**INSTRUCTIONS TO FOLLOW:** Pull every line with the word "내지구성" out of the entries below.

* BEGIN RECORD LIST *

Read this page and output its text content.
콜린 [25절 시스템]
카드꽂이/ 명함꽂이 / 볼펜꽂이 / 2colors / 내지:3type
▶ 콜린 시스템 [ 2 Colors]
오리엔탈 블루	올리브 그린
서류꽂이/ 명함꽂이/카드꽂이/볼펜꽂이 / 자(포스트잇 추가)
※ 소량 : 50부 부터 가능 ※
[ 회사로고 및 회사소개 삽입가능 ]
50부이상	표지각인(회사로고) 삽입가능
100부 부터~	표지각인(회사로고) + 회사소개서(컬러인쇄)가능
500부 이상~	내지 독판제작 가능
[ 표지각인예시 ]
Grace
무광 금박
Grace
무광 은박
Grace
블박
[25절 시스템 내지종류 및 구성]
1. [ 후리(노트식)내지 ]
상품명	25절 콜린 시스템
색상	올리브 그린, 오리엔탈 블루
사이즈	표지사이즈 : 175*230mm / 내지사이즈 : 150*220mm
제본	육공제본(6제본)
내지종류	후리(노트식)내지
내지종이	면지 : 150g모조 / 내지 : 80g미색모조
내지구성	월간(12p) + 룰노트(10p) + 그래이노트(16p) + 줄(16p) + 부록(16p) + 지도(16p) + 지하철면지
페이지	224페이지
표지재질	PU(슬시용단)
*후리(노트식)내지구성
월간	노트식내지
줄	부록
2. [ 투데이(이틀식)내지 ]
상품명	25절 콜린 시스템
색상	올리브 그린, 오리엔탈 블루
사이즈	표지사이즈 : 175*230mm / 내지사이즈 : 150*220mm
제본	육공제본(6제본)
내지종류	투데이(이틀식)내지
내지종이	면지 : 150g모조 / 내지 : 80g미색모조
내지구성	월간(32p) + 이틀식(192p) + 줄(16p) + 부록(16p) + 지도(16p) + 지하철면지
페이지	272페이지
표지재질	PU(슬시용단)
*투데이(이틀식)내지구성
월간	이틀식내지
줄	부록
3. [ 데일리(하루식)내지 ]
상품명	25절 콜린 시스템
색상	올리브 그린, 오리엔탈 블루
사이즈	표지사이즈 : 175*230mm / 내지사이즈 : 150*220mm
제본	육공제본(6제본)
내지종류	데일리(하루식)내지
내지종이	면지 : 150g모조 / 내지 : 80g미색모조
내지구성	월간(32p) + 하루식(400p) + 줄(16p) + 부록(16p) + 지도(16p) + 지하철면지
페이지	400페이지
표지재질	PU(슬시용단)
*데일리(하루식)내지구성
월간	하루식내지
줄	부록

* END RECORD LIST *

**SOLVED PROBLEM:**
내지구성	월간(12p) + 룰노트(10p) + 그래이노트(16p) + 줄(16p) + 부록(16p) + 지도(16p) + 지하철면지
*후리(노트식)내지구성
내지구성	월간(32p) + 이틀식(192p) + 줄(16p) + 부록(16p) + 지도(16p) + 지하철면지
*투데이(이틀식)내지구성
내지구성	월간(32p) + 하루식(400p) + 줄(16p) + 부록(16p) + 지도(16p) + 지하철면지
*데일리(하루식)내지구성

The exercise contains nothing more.